Element region listings
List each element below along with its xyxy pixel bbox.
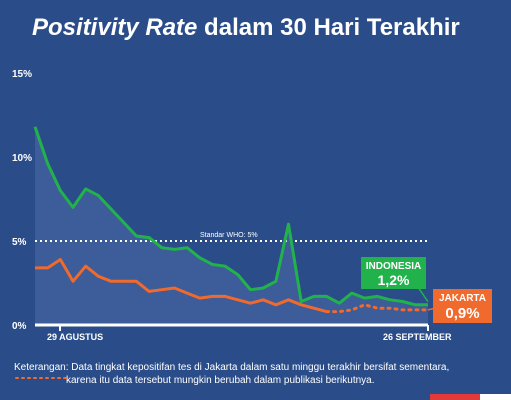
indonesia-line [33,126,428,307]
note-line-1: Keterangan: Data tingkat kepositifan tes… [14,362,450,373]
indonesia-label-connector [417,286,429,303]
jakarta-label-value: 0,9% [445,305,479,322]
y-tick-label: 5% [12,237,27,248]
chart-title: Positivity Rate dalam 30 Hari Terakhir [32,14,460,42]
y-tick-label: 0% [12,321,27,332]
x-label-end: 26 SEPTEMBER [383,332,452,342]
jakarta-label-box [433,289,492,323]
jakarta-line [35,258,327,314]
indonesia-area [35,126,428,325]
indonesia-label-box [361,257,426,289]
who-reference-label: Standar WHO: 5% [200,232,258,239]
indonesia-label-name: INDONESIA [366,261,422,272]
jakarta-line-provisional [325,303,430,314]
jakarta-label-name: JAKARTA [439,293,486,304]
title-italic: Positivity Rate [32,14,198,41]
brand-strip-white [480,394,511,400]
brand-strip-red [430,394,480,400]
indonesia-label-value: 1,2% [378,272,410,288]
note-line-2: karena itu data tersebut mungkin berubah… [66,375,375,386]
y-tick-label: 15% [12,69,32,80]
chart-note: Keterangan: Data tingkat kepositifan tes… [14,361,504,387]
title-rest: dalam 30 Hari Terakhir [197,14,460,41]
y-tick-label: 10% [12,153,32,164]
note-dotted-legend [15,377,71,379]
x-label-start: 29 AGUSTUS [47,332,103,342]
--
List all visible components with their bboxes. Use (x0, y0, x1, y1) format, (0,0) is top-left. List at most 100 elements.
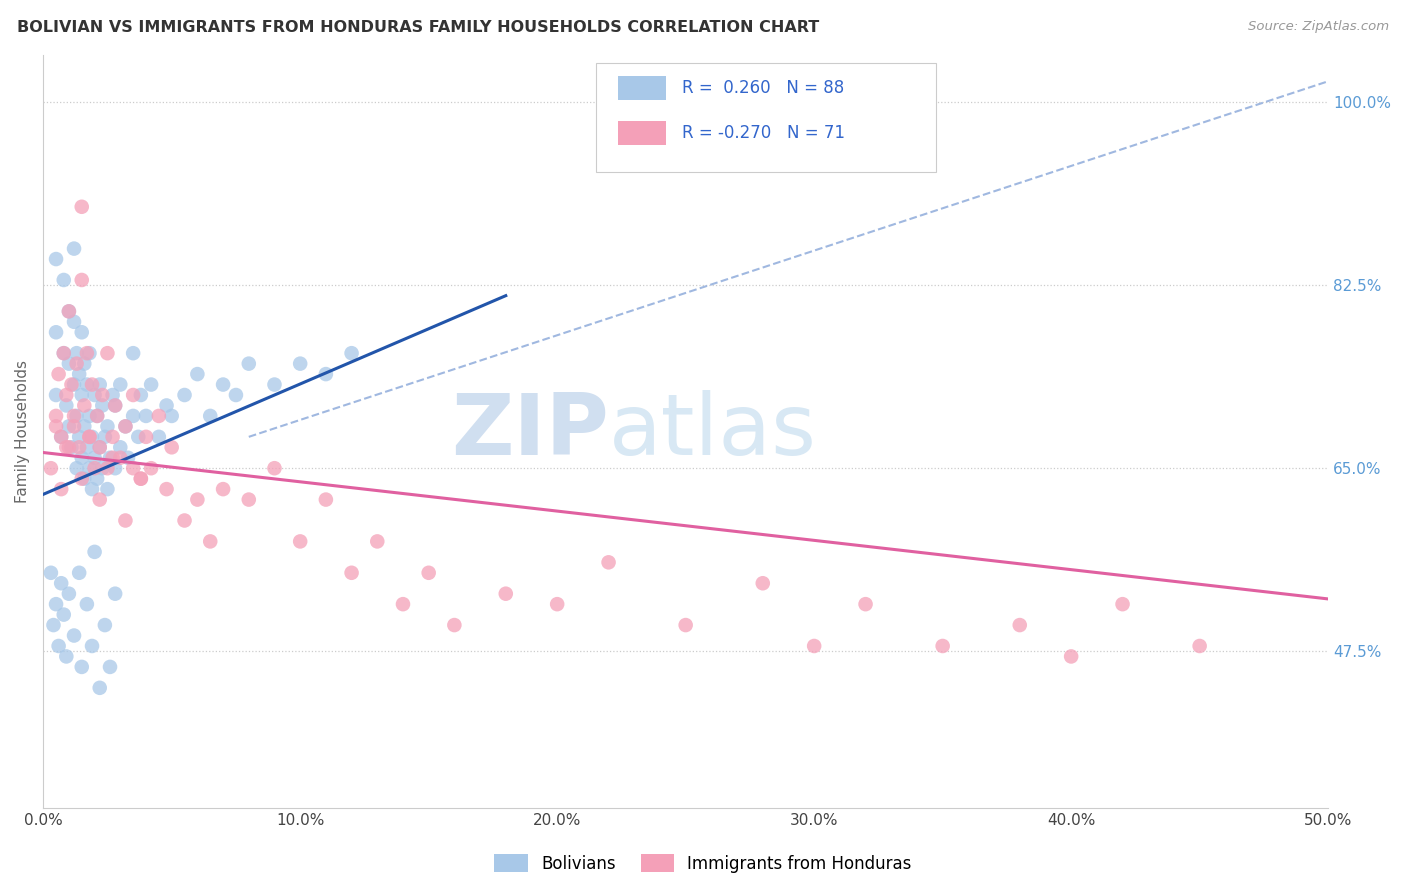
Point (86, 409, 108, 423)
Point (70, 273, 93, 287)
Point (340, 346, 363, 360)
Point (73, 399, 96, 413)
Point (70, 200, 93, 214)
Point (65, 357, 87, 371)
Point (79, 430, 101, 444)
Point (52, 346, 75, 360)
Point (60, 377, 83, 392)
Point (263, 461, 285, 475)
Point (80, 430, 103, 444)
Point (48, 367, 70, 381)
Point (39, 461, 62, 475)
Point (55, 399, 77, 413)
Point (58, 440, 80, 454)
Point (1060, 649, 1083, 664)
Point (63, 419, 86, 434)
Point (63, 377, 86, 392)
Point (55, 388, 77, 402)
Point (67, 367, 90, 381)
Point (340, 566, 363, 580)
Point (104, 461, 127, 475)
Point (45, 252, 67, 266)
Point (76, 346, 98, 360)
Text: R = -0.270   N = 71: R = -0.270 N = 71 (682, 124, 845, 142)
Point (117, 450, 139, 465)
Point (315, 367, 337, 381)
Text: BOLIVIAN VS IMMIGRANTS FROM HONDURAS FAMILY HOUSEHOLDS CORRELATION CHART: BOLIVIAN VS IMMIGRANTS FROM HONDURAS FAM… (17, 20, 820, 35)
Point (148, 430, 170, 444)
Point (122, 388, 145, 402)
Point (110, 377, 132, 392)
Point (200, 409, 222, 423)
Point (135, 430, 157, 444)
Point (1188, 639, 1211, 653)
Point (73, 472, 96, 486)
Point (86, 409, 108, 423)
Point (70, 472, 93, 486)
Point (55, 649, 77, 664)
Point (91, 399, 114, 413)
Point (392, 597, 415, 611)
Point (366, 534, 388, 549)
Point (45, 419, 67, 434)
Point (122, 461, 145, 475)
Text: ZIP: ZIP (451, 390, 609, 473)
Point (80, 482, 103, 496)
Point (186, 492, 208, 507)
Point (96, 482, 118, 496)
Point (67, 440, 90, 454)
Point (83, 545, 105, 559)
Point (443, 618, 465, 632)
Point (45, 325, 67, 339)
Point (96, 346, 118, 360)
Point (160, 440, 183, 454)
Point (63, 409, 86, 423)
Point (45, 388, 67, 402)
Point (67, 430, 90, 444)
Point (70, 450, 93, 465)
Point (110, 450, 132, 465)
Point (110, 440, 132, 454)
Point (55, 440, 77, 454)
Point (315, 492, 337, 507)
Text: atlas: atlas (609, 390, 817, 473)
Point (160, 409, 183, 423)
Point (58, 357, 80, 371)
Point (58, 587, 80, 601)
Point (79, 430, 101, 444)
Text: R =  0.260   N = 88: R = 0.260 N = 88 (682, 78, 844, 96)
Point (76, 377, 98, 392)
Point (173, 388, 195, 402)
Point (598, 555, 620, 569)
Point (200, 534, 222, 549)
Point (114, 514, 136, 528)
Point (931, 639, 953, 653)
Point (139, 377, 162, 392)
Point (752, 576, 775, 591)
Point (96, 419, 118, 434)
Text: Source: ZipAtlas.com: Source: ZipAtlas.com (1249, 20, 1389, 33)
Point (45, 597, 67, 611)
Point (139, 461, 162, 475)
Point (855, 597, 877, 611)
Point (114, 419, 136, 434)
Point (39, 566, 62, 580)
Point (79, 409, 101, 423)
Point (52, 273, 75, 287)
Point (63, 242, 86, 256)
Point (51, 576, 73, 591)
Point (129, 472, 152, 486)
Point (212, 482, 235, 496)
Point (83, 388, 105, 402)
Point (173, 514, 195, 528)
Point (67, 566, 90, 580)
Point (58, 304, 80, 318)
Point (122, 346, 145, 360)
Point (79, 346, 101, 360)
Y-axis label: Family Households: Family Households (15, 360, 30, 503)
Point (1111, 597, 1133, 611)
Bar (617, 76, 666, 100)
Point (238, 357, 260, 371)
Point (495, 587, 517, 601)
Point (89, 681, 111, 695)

__Work required__:
Duplicate the items starting with the line that contains "indonesia-line [33,126,428,307]" and ending with the line that contains "who-reference-label: Standar WHO: 5%", including both of those lines.

__Solution to this problem__:
indonesia-line [33,126,428,307]
note-line-1: Keterangan: Data tingkat kepositifan tes… [14,362,450,373]
indonesia-label-connector [417,286,429,303]
jakarta-label-value: 0,9% [445,305,479,322]
y-tick-label: 5% [12,237,27,248]
chart-title: Positivity Rate dalam 30 Hari Terakhir [32,14,460,42]
y-tick-label: 0% [12,321,27,332]
x-label-end: 26 SEPTEMBER [383,332,452,342]
jakarta-label-box [433,289,492,323]
jakarta-line [35,258,327,314]
indonesia-area [35,126,428,325]
indonesia-label-box [361,257,426,289]
who-reference-label: Standar WHO: 5% [200,232,258,239]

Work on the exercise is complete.